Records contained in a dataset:

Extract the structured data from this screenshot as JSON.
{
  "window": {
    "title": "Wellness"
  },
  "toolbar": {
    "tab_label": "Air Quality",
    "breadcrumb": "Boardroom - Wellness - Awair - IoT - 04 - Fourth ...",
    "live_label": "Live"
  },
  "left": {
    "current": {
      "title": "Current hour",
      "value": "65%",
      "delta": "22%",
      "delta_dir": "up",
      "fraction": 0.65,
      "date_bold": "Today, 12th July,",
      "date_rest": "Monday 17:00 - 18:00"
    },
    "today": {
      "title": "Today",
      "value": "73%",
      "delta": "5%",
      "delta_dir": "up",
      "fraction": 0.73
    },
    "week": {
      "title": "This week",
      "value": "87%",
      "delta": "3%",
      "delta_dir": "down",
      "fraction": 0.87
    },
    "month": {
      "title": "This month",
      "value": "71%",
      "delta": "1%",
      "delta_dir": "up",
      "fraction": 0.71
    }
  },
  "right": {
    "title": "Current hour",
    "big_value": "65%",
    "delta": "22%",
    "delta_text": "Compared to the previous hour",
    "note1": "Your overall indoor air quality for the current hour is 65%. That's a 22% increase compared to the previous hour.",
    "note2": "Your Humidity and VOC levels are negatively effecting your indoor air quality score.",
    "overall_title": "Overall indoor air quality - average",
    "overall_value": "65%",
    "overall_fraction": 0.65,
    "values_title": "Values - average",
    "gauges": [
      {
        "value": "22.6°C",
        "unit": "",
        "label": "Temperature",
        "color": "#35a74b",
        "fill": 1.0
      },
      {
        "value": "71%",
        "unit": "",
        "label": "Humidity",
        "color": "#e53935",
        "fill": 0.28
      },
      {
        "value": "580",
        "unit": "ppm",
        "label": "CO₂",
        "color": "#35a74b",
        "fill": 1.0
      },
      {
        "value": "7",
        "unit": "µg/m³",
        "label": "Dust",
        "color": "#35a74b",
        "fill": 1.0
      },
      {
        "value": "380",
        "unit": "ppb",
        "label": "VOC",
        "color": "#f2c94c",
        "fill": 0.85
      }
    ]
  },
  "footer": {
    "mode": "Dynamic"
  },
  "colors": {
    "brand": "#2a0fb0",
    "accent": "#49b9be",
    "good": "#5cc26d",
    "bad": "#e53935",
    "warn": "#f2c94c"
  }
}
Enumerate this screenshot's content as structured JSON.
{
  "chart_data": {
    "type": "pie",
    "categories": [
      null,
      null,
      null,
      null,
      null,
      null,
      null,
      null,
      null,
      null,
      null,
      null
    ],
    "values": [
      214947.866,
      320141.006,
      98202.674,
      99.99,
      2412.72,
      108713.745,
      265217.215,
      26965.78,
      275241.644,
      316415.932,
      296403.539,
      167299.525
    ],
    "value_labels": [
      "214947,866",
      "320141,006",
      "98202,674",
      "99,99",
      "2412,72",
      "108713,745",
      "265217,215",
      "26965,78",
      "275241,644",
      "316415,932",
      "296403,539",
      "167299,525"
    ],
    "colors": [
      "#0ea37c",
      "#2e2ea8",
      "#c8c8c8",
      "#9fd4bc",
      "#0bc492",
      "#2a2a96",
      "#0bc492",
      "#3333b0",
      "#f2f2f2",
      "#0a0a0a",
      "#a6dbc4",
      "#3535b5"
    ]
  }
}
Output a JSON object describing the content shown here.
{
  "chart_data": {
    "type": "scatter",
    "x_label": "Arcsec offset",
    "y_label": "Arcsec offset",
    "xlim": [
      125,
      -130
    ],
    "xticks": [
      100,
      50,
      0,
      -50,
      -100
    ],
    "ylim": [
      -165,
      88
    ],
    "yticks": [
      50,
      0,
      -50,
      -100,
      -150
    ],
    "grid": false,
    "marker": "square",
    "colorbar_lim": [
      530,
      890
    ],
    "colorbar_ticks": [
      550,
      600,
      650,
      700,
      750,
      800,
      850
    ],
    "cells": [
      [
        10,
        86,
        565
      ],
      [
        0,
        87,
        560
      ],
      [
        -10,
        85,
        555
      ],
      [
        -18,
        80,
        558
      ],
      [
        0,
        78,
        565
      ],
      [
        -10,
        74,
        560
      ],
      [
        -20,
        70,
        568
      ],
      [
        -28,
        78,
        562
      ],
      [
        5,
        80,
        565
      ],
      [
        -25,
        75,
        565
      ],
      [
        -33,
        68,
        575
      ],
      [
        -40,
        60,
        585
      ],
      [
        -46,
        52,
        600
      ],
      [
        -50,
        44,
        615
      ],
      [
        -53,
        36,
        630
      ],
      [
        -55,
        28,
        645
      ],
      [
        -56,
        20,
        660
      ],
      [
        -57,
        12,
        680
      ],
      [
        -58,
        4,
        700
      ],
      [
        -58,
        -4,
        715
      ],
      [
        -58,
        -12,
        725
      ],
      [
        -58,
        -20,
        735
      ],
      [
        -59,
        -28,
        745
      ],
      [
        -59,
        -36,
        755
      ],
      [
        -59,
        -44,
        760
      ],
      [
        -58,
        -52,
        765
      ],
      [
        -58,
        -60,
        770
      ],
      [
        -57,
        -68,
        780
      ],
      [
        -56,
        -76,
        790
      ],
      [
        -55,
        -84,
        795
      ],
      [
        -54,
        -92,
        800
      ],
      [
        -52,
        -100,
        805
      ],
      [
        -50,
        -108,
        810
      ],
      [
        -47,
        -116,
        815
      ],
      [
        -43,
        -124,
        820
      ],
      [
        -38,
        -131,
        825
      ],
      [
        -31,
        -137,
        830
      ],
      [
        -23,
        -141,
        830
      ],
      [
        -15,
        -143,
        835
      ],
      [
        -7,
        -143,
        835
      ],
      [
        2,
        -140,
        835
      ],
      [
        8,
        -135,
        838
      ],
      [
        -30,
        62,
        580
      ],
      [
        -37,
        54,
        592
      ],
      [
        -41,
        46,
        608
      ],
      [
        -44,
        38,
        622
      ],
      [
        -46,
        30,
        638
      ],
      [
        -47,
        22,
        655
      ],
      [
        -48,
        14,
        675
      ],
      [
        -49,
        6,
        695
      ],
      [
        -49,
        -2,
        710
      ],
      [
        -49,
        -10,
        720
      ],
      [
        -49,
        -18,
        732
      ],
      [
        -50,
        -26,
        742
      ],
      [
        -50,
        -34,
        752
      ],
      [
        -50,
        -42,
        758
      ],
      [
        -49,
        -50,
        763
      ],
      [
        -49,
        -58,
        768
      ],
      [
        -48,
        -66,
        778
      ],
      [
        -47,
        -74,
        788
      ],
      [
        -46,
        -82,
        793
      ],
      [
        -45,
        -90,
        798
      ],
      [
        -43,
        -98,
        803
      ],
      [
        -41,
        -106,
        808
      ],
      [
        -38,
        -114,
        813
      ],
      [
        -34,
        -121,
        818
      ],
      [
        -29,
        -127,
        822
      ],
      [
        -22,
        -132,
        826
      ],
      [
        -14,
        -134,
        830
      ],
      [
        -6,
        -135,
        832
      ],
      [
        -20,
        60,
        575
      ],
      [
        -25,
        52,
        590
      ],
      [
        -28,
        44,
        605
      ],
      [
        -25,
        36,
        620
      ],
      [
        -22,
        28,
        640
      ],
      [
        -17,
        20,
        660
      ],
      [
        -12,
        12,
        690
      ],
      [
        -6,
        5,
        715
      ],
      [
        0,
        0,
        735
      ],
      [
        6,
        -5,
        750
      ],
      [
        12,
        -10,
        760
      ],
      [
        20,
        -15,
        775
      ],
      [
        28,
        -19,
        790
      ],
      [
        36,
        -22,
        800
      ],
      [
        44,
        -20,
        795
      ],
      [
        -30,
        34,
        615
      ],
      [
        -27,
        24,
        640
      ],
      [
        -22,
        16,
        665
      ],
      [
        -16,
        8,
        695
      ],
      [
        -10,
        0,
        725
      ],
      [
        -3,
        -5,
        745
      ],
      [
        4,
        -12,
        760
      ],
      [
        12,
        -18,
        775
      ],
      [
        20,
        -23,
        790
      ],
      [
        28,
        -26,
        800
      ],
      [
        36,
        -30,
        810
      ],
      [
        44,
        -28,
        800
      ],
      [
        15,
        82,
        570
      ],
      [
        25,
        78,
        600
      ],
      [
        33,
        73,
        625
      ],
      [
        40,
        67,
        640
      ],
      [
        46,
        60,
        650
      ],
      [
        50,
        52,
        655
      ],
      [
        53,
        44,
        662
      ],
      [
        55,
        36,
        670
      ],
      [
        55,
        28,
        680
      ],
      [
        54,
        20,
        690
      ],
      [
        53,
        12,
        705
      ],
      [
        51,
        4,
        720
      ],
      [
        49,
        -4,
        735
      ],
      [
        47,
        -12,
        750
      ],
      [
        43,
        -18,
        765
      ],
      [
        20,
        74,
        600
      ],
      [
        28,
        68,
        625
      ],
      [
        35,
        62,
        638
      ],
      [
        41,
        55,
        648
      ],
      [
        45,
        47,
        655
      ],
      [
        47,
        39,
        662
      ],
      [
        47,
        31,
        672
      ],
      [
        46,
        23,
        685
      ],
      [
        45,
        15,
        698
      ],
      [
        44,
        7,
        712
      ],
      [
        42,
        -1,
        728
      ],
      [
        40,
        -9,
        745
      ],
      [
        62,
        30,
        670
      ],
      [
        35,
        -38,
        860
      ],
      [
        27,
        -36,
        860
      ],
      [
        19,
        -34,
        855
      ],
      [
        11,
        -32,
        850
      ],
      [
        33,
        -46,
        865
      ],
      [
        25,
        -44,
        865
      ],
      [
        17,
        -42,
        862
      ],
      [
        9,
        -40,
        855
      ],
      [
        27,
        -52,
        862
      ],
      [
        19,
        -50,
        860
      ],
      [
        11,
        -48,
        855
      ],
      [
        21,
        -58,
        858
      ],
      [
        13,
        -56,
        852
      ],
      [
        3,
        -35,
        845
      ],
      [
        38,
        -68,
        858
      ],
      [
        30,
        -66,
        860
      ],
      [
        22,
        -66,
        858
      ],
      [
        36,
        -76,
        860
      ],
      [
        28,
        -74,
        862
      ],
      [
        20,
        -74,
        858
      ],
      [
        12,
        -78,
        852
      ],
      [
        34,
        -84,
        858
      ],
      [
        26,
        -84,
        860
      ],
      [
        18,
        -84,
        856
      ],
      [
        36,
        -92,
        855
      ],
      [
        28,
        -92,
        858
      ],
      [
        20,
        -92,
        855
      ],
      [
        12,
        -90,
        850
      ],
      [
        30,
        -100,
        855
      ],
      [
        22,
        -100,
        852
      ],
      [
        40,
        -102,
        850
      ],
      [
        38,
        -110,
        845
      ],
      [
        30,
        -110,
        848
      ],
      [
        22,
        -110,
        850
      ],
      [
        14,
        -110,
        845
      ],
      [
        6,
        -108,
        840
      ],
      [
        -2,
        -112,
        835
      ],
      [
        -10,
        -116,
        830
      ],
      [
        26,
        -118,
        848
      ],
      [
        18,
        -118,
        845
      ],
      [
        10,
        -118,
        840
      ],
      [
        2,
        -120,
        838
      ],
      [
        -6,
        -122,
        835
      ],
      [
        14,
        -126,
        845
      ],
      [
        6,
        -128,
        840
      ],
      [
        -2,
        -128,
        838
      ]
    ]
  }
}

* **WORK INSTRUCTIONS**:
Going through the data above, count the lines where the string "content" appears, and answer with only that number.

* **TASK RESULT**:
2